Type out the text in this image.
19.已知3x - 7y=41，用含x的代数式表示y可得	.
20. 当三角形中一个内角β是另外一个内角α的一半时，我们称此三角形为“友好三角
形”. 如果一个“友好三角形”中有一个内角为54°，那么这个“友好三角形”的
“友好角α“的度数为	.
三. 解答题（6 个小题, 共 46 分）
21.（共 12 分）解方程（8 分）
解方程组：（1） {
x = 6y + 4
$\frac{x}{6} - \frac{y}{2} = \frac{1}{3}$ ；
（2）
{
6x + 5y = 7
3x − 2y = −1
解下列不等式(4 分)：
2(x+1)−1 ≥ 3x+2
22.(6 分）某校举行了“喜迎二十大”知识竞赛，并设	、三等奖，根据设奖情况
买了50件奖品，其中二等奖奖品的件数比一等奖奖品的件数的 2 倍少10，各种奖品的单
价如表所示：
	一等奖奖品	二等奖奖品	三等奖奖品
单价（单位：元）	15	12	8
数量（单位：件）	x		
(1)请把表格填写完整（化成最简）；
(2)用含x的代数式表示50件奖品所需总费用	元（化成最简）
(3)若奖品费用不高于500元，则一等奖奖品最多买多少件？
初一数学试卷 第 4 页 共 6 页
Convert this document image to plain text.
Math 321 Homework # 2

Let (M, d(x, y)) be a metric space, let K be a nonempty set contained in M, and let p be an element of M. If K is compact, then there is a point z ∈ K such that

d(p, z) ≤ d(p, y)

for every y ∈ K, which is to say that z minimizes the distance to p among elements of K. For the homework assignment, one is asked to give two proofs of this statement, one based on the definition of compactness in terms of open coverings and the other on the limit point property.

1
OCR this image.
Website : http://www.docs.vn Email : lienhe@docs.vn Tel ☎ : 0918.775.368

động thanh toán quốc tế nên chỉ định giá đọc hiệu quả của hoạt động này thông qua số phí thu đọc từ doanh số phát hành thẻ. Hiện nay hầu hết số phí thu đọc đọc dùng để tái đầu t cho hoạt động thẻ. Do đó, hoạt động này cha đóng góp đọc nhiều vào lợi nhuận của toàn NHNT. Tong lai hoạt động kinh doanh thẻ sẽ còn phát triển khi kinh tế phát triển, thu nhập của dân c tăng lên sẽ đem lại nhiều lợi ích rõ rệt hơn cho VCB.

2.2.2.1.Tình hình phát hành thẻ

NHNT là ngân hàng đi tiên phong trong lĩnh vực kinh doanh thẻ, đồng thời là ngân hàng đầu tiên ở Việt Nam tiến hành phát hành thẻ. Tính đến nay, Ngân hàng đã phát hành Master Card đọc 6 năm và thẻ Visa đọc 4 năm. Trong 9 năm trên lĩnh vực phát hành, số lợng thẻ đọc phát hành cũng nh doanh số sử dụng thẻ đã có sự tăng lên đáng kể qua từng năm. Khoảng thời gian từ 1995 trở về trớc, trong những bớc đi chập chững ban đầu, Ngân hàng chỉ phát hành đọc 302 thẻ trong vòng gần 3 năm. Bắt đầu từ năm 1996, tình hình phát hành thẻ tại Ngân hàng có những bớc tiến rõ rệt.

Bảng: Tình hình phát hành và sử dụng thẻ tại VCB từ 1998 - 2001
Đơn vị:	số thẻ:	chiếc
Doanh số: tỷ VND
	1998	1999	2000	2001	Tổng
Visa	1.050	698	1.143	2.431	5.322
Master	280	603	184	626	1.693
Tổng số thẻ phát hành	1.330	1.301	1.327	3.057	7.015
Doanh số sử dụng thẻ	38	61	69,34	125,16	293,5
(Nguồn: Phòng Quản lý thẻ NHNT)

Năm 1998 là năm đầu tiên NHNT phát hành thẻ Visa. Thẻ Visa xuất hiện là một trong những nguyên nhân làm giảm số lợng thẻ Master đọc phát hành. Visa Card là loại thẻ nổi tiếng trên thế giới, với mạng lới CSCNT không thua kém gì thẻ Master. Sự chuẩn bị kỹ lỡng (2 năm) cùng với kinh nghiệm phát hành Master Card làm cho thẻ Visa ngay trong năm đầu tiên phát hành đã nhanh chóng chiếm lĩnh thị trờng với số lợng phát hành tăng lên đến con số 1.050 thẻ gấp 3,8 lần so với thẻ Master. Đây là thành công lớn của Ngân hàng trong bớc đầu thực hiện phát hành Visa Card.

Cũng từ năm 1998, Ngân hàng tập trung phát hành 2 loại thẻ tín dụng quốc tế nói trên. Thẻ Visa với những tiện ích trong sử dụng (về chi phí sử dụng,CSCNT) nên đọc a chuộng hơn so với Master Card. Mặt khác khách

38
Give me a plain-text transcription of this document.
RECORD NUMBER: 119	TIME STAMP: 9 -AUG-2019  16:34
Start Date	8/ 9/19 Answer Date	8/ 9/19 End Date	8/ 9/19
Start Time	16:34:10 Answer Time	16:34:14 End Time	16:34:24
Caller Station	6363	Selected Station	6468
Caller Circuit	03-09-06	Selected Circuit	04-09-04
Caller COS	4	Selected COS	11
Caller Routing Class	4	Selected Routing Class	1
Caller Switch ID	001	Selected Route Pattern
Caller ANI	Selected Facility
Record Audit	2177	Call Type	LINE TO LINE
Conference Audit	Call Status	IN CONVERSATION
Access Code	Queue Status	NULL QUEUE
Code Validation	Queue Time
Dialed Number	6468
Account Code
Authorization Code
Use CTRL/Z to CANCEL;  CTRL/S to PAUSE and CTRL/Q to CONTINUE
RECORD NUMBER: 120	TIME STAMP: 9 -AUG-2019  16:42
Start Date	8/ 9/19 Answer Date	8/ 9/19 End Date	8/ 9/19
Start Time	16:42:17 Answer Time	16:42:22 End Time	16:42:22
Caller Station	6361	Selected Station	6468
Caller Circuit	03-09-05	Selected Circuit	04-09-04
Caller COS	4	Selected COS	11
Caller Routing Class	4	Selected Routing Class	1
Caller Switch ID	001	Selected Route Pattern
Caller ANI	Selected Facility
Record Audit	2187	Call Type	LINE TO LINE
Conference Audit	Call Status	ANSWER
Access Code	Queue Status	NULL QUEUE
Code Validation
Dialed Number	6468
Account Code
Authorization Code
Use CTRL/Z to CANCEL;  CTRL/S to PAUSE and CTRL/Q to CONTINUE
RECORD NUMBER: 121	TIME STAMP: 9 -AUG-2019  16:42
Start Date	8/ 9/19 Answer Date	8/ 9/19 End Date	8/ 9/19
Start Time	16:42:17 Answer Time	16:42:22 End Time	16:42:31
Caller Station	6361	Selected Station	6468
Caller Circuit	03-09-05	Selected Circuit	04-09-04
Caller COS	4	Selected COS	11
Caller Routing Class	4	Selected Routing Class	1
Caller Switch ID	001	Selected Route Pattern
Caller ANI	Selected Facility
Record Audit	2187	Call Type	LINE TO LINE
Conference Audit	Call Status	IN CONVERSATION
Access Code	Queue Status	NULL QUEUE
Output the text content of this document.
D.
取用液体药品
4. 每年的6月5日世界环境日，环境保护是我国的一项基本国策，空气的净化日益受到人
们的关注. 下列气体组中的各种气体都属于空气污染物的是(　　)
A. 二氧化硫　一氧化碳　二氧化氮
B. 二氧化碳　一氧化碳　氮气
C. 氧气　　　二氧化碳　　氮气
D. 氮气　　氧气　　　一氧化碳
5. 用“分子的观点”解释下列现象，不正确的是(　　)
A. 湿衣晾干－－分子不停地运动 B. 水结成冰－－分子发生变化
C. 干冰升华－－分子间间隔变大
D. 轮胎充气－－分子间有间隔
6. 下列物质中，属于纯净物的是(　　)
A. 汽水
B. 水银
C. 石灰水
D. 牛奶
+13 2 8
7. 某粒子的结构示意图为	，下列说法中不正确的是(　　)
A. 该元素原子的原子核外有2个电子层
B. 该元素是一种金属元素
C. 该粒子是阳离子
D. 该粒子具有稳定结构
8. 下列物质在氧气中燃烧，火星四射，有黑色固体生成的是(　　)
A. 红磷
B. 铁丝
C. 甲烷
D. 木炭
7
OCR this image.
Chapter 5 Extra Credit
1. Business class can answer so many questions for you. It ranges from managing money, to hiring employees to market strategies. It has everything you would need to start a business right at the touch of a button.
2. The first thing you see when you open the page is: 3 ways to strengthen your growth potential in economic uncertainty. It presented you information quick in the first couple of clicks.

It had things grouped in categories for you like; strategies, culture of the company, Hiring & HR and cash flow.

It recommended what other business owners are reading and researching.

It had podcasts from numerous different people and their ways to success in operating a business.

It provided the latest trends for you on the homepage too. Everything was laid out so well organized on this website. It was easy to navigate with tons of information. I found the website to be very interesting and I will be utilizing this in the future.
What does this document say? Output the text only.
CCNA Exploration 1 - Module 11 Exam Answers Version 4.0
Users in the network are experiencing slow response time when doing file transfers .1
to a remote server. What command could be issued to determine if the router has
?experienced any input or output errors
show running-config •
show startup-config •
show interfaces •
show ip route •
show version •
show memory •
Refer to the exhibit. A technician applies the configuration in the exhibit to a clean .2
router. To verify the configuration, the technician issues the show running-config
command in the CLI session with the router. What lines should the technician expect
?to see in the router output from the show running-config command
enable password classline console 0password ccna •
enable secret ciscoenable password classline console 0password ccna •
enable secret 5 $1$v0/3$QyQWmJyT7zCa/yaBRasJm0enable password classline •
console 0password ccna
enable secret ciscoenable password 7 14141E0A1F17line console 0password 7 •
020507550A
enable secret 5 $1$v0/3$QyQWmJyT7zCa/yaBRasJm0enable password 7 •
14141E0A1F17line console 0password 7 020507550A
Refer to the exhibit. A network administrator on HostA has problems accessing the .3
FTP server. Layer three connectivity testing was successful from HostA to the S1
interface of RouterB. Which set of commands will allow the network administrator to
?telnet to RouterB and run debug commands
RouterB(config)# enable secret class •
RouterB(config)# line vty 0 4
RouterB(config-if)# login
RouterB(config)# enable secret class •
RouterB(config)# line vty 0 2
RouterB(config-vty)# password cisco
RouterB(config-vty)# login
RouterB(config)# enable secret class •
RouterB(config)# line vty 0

==============================

• [WORK TO BE COMPLETED]: Copy every line that includes the string "other" from the material above.

• [PROBLEM SOLUTION]:
for every y ∈ K, which is to say that z minimizes the distance to p among elements of K. For the homework assignment, one is asked to give two proofs of this statement, one based on the definition of compactness in terms of open coverings and the other on the limit point property.
It recommended what other business owners are reading and researching.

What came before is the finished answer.